**** DATA LISTING ****
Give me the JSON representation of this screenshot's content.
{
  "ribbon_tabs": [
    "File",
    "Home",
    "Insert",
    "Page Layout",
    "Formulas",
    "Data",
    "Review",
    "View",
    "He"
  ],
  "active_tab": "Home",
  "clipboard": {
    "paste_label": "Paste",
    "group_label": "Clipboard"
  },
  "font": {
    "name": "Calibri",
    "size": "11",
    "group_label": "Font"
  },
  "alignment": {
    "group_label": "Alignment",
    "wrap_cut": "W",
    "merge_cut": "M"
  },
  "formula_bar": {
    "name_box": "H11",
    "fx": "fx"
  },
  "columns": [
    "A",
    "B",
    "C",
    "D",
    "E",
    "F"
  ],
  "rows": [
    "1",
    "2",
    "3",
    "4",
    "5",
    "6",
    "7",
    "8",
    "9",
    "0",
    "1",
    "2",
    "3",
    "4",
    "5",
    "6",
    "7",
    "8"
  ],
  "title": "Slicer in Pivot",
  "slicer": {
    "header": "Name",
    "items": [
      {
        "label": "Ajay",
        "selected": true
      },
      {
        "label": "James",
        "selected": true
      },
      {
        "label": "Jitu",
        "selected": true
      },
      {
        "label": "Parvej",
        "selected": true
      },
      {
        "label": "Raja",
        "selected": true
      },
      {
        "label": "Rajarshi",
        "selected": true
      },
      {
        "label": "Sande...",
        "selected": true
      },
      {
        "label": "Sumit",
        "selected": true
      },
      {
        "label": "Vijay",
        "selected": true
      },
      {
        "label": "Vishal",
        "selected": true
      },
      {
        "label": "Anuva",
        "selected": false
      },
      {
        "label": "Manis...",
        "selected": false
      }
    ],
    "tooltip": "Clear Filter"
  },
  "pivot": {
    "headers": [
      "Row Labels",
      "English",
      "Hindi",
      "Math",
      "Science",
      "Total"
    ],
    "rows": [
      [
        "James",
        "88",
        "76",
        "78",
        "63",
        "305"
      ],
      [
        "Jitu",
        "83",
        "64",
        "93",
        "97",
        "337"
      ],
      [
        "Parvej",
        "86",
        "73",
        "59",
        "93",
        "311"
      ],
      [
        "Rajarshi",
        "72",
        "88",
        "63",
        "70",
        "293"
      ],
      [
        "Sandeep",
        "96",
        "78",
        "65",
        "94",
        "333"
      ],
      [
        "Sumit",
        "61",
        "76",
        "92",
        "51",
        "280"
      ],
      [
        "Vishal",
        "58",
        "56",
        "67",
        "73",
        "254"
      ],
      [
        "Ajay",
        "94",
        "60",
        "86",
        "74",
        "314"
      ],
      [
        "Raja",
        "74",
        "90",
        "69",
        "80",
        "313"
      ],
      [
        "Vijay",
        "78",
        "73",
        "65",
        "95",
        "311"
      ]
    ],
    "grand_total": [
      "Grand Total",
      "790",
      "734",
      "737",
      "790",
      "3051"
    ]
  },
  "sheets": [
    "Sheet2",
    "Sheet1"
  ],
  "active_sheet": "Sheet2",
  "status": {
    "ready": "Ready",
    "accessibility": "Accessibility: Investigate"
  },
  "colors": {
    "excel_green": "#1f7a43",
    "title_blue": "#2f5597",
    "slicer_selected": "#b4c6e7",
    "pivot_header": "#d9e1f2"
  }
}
****
# AIM
Transcribe every entry word for word.

# EXPECTED ANSWER
Give me the JSON representation of this screenshot's content.
{
  "ribbon_tabs": [
    "File",
    "Home",
    "Insert",
    "Page Layout",
    "Formulas",
    "Data",
    "Review",
    "View",
    "He"
  ],
  "active_tab": "Home",
  "clipboard": {
    "paste_label": "Paste",
    "group_label": "Clipboard"
  },
  "font": {
    "name": "Calibri",
    "size": "11",
    "group_label": "Font"
  },
  "alignment": {
    "group_label": "Alignment",
    "wrap_cut": "W",
    "merge_cut": "M"
  },
  "formula_bar": {
    "name_box": "H11",
    "fx": "fx"
  },
  "columns": [
    "A",
    "B",
    "C",
    "D",
    "E",
    "F"
  ],
  "rows": [
    "1",
    "2",
    "3",
    "4",
    "5",
    "6",
    "7",
    "8",
    "9",
    "0",
    "1",
    "2",
    "3",
    "4",
    "5",
    "6",
    "7",
    "8"
  ],
  "title": "Slicer in Pivot",
  "slicer": {
    "header": "Name",
    "items": [
      {
        "label": "Ajay",
        "selected": true
      },
      {
        "label": "James",
        "selected": true
      },
      {
        "label": "Jitu",
        "selected": true
      },
      {
        "label": "Parvej",
        "selected": true
      },
      {
        "label": "Raja",
        "selected": true
      },
      {
        "label": "Rajarshi",
        "selected": true
      },
      {
        "label": "Sande...",
        "selected": true
      },
      {
        "label": "Sumit",
        "selected": true
      },
      {
        "label": "Vijay",
        "selected": true
      },
      {
        "label": "Vishal",
        "selected": true
      },
      {
        "label": "Anuva",
        "selected": false
      },
      {
        "label": "Manis...",
        "selected": false
      }
    ],
    "tooltip": "Clear Filter"
  },
  "pivot": {
    "headers": [
      "Row Labels",
      "English",
      "Hindi",
      "Math",
      "Science",
      "Total"
    ],
    "rows": [
      [
        "James",
        "88",
        "76",
        "78",
        "63",
        "305"
      ],
      [
        "Jitu",
        "83",
        "64",
        "93",
        "97",
        "337"
      ],
      [
        "Parvej",
        "86",
        "73",
        "59",
        "93",
        "311"
      ],
      [
        "Rajarshi",
        "72",
        "88",
        "63",
        "70",
        "293"
      ],
      [
        "Sandeep",
        "96",
        "78",
        "65",
        "94",
        "333"
      ],
      [
        "Sumit",
        "61",
        "76",
        "92",
        "51",
        "280"
      ],
      [
        "Vishal",
        "58",
        "56",
        "67",
        "73",
        "254"
      ],
      [
        "Ajay",
        "94",
        "60",
        "86",
        "74",
        "314"
      ],
      [
        "Raja",
        "74",
        "90",
        "69",
        "80",
        "313"
      ],
      [
        "Vijay",
        "78",
        "73",
        "65",
        "95",
        "311"
      ]
    ],
    "grand_total": [
      "Grand Total",
      "790",
      "734",
      "737",
      "790",
      "3051"
    ]
  },
  "sheets": [
    "Sheet2",
    "Sheet1"
  ],
  "active_sheet": "Sheet2",
  "status": {
    "ready": "Ready",
    "accessibility": "Accessibility: Investigate"
  },
  "colors": {
    "excel_green": "#1f7a43",
    "title_blue": "#2f5597",
    "slicer_selected": "#b4c6e7",
    "pivot_header": "#d9e1f2"
  }
}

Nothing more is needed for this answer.